9. Il résulte de ce qui précède que M. A... n'est pas fondé à soutenir que c'est à tort que, par le jugement attaqué du 25 mai 2023, la formation collégiale de la 2ème chambre du tribunal administratif de Rouen a rejeté ses conclusions tendant à l'annulation de la décision du préfet de la Seine-Maritime lui refusant la délivrance d'un titre de séjour ainsi que, par voie de conséquence, ses conclusions à fin d'injonction et d'astreinte en tant qu'elles se rapportent à cette dernière et celles présentées au titre des articles L. 761-1 du code de justice administrative et 37 de la loi du 10 juillet 1991. Ses conclusions d'appel, tendant à l'annulation de ce jugement, à l'annulation de la décision litigieuse et à ce qu'il soit fait droit à sa demande d'injonction et d'astreinte, doivent dès lors être rejetées à leur tour.

Sur l'appel du préfet de la Seine-Maritime et la légalité des décisions portant obligation de quitter le territoire français dans un délai de trente jours, fixation du pays de destination et interdiction de retour sur le territoire français d'une durée de six mois :

En ce qui concerne le moyen d'annulation retenu par le premier juge :

10. Ainsi qu'il a été dit au point 8, il ne ressort pas des pièces du dossier que des considérations humanitaires ou des motifs exceptionnels justifiaient la délivrance d'un titre de séjour à M. A.... Le préfet de la Seine-Maritime ne peut donc être regardé comme ayant méconnu les dispositions de l'article L. 435-1 de code de l'entrée et du séjour des étrangers et du droit d'asile et comme ayant entaché sa décision de refus de délivrance d'un titre de séjour d'illégalité. Il n'a dès lors pas davantage privé de base légale la décision portant obligation de quitter le territoire français qu'il a prise en considération de ce refus de séjour. Il s'ensuit que le préfet de la Seine-Maritime est fondé à soutenir que c'est à tort que le premier juge s'est fondé sur ce motif pour annuler la décision faisant obligation à M. A... de quitter le territoire français dans un délai de trente jours ainsi que, par voie de conséquence, les décisions subséquentes fixant le pays de destination et prononçant à son encontre une interdiction de retour sur le territoire français d'une durée de six mois. Toutefois, il appartient à la cour, saisie de l'ensemble du litige par l'effet dévolutif de l'appel, d'examiner les autres moyens soulevés par M. A... devant le tribunal administratif de Rouen et devant la cour.

Entrées d'éléments de mise en page

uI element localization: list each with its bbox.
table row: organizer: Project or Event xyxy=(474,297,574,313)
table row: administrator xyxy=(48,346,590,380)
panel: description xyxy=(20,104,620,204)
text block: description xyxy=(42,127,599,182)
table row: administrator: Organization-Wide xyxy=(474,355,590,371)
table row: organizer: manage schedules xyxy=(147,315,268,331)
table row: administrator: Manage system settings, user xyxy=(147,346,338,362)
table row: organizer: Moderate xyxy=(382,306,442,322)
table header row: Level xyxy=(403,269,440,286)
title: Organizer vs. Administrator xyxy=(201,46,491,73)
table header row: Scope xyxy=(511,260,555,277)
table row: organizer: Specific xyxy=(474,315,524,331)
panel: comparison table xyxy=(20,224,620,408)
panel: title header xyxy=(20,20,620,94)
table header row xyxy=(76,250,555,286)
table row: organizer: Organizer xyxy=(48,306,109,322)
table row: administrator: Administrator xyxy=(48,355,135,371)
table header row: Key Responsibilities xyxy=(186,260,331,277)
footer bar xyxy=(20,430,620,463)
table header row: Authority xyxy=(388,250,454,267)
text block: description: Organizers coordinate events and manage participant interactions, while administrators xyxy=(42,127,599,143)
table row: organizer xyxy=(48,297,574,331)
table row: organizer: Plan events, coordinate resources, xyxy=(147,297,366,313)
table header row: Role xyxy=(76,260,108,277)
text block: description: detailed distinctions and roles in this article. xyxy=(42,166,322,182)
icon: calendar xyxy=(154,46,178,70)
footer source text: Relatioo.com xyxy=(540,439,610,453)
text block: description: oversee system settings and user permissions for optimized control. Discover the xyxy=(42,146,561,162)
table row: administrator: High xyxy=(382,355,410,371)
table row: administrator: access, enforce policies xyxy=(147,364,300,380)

→ **Série d'exercices**
1. D'après l'extrait, quelle est la durée de l'interdiction de retour sur le territoire français prononcée à l'encontre de M. A... ?
2. Reproduisez à l'identique le passage de l'extrait qui va de « 9. Il résulte » à « à leur tour. ».

→ **Solutions dans l'ordre**
1. Six mois.

2.
9. Il résulte de ce qui précède que M. A... n'est pas fondé à soutenir que c'est à tort que, par le jugement attaqué du 25 mai 2023, la formation collégiale de la 2ème chambre du tribunal administratif de Rouen a rejeté ses conclusions tendant à l'annulation de la décision du préfet de la Seine-Maritime lui refusant la délivrance d'un titre de séjour ainsi que, par voie de conséquence, ses conclusions à fin d'injonction et d'astreinte en tant qu'elles se rapportent à cette dernière et celles présentées au titre des articles L. 761-1 du code de justice administrative et 37 de la loi du 10 juillet 1991. Ses conclusions d'appel, tendant à l'annulation de ce jugement, à l'annulation de la décision litigieuse et à ce qu'il soit fait droit à sa demande d'injonction et d'astreinte, doivent dès lors être rejetées à leur tour.